Task details
Pictures within the data are to be left out; everything else must be reproduced exactly.

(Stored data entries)
· · · · · · ·

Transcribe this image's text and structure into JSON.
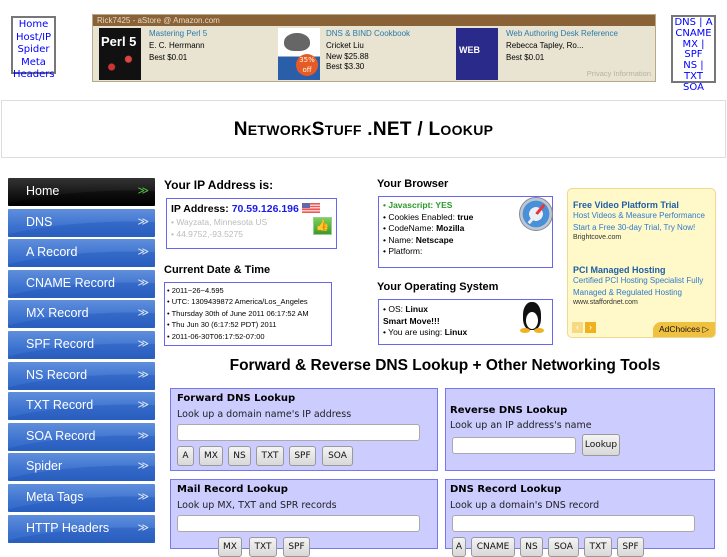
{
  "quick_links_left": [
    "Home",
    "Host/IP",
    "Spider",
    "Meta",
    "Headers"
  ],
  "quick_links_right": [
    "DNS | A",
    "CNAME",
    "MX |",
    "SPF",
    "NS | TXT",
    "SOA"
  ],
  "astore": {
    "header": "Rick7425 - aStore @ Amazon.com",
    "books": [
      {
        "title": "Mastering Perl 5",
        "author": "E. C. Herrmann",
        "price1": "Best $0.01",
        "price2": "",
        "cover_text": "Perl 5"
      },
      {
        "title": "DNS & BIND Cookbook",
        "author": "Cricket Liu",
        "price1": "New $25.88",
        "price2": "Best $3.30",
        "cover_text": "35% off"
      },
      {
        "title": "Web Authoring Desk Reference",
        "author": "Rebecca Tapley, Ro...",
        "price1": "Best $0.01",
        "price2": "",
        "cover_text": "WEB"
      }
    ],
    "privacy": "Privacy Information"
  },
  "banner": {
    "part1_cap": "N",
    "part1": "ETWORK",
    "part2_cap": "S",
    "part2": "TUFF",
    "mid": " .NET / ",
    "part3_cap": "L",
    "part3": "OOKUP"
  },
  "nav": [
    {
      "label": "Home",
      "active": true
    },
    {
      "label": "DNS"
    },
    {
      "label": "A Record"
    },
    {
      "label": "CNAME Record"
    },
    {
      "label": "MX Record"
    },
    {
      "label": "SPF Record"
    },
    {
      "label": "NS Record"
    },
    {
      "label": "TXT Record"
    },
    {
      "label": "SOA Record"
    },
    {
      "label": "Spider"
    },
    {
      "label": "Meta Tags"
    },
    {
      "label": "HTTP Headers"
    }
  ],
  "nav_chevron": "≫",
  "ip": {
    "heading": "Your IP Address is:",
    "label": "IP Address: ",
    "value": "70.59.126.196",
    "location": "• Wayzata, Minnesota US",
    "coords": "• 44.9752,-93.5275"
  },
  "datetime": {
    "heading": "Current Date & Time",
    "lines": [
      "• 2011~26~4.595",
      "• UTC: 1309439872 America/Los_Angeles",
      "• Thursday 30th of June 2011 06:17:52 AM",
      "• Thu Jun 30 (6:17:52 PDT) 2011",
      "• 2011-06-30T06:17:52-07:00"
    ]
  },
  "browser": {
    "heading": "Your Browser",
    "js": "• Javascript: YES",
    "cookies_label": "• Cookies Enabled: ",
    "cookies_value": "true",
    "codename_label": "• CodeName: ",
    "codename_value": "Mozilla",
    "name_label": "• Name: ",
    "name_value": "Netscape",
    "platform_label": "• Platform:"
  },
  "os": {
    "heading": "Your Operating System",
    "os_label": "• OS: ",
    "os_value": "Linux",
    "smart": "Smart Move!!!",
    "using_label": "• You are using: ",
    "using_value": "Linux"
  },
  "ads": [
    {
      "title": "Free Video Platform Trial",
      "text1": "Host Videos & Measure Performance",
      "text2": "Start a Free 30-day Trial, Try Now!",
      "url": "Brightcove.com"
    },
    {
      "title": "PCI Managed Hosting",
      "text1": "Certified PCI Hosting Specialist Fully",
      "text2": "Managed & Regulated Hosting",
      "url": "www.staffordnet.com"
    }
  ],
  "adchoices": "AdChoices",
  "tools_title": "Forward & Reverse DNS Lookup + Other Networking Tools",
  "tools": {
    "forward": {
      "title": "Forward DNS Lookup",
      "desc": "Look up a domain name's IP address",
      "value": "",
      "buttons": [
        "A",
        "MX",
        "NS",
        "TXT",
        "SPF",
        "SOA"
      ]
    },
    "reverse": {
      "title": "Reverse DNS Lookup",
      "desc": "Look up an IP address's name",
      "value": "",
      "button": "Lookup"
    },
    "mail": {
      "title": "Mail Record Lookup",
      "desc": "Look up MX, TXT and SPR records",
      "value": "",
      "buttons": [
        "MX",
        "TXT",
        "SPF"
      ]
    },
    "dnsrec": {
      "title": "DNS Record Lookup",
      "desc": "Look up a domain's DNS record",
      "value": "",
      "buttons": [
        "A",
        "CNAME",
        "NS",
        "SOA",
        "TXT",
        "SPF"
      ]
    }
  }
}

· · · · · · ·

Result
Transcribe this image's text and structure into JSON.
{
  "quick_links_left": [
    "Home",
    "Host/IP",
    "Spider",
    "Meta",
    "Headers"
  ],
  "quick_links_right": [
    "DNS | A",
    "CNAME",
    "MX |",
    "SPF",
    "NS | TXT",
    "SOA"
  ],
  "astore": {
    "header": "Rick7425 - aStore @ Amazon.com",
    "books": [
      {
        "title": "Mastering Perl 5",
        "author": "E. C. Herrmann",
        "price1": "Best $0.01",
        "price2": "",
        "cover_text": "Perl 5"
      },
      {
        "title": "DNS & BIND Cookbook",
        "author": "Cricket Liu",
        "price1": "New $25.88",
        "price2": "Best $3.30",
        "cover_text": "35% off"
      },
      {
        "title": "Web Authoring Desk Reference",
        "author": "Rebecca Tapley, Ro...",
        "price1": "Best $0.01",
        "price2": "",
        "cover_text": "WEB"
      }
    ],
    "privacy": "Privacy Information"
  },
  "banner": {
    "part1_cap": "N",
    "part1": "ETWORK",
    "part2_cap": "S",
    "part2": "TUFF",
    "mid": " .NET / ",
    "part3_cap": "L",
    "part3": "OOKUP"
  },
  "nav": [
    {
      "label": "Home",
      "active": true
    },
    {
      "label": "DNS"
    },
    {
      "label": "A Record"
    },
    {
      "label": "CNAME Record"
    },
    {
      "label": "MX Record"
    },
    {
      "label": "SPF Record"
    },
    {
      "label": "NS Record"
    },
    {
      "label": "TXT Record"
    },
    {
      "label": "SOA Record"
    },
    {
      "label": "Spider"
    },
    {
      "label": "Meta Tags"
    },
    {
      "label": "HTTP Headers"
    }
  ],
  "nav_chevron": "≫",
  "ip": {
    "heading": "Your IP Address is:",
    "label": "IP Address: ",
    "value": "70.59.126.196",
    "location": "• Wayzata, Minnesota US",
    "coords": "• 44.9752,-93.5275"
  },
  "datetime": {
    "heading": "Current Date & Time",
    "lines": [
      "• 2011~26~4.595",
      "• UTC: 1309439872 America/Los_Angeles",
      "• Thursday 30th of June 2011 06:17:52 AM",
      "• Thu Jun 30 (6:17:52 PDT) 2011",
      "• 2011-06-30T06:17:52-07:00"
    ]
  },
  "browser": {
    "heading": "Your Browser",
    "js": "• Javascript: YES",
    "cookies_label": "• Cookies Enabled: ",
    "cookies_value": "true",
    "codename_label": "• CodeName: ",
    "codename_value": "Mozilla",
    "name_label": "• Name: ",
    "name_value": "Netscape",
    "platform_label": "• Platform:"
  },
  "os": {
    "heading": "Your Operating System",
    "os_label": "• OS: ",
    "os_value": "Linux",
    "smart": "Smart Move!!!",
    "using_label": "• You are using: ",
    "using_value": "Linux"
  },
  "ads": [
    {
      "title": "Free Video Platform Trial",
      "text1": "Host Videos & Measure Performance",
      "text2": "Start a Free 30-day Trial, Try Now!",
      "url": "Brightcove.com"
    },
    {
      "title": "PCI Managed Hosting",
      "text1": "Certified PCI Hosting Specialist Fully",
      "text2": "Managed & Regulated Hosting",
      "url": "www.staffordnet.com"
    }
  ],
  "adchoices": "AdChoices",
  "tools_title": "Forward & Reverse DNS Lookup + Other Networking Tools",
  "tools": {
    "forward": {
      "title": "Forward DNS Lookup",
      "desc": "Look up a domain name's IP address",
      "value": "",
      "buttons": [
        "A",
        "MX",
        "NS",
        "TXT",
        "SPF",
        "SOA"
      ]
    },
    "reverse": {
      "title": "Reverse DNS Lookup",
      "desc": "Look up an IP address's name",
      "value": "",
      "button": "Lookup"
    },
    "mail": {
      "title": "Mail Record Lookup",
      "desc": "Look up MX, TXT and SPR records",
      "value": "",
      "buttons": [
        "MX",
        "TXT",
        "SPF"
      ]
    },
    "dnsrec": {
      "title": "DNS Record Lookup",
      "desc": "Look up a domain's DNS record",
      "value": "",
      "buttons": [
        "A",
        "CNAME",
        "NS",
        "SOA",
        "TXT",
        "SPF"
      ]
    }
  }
}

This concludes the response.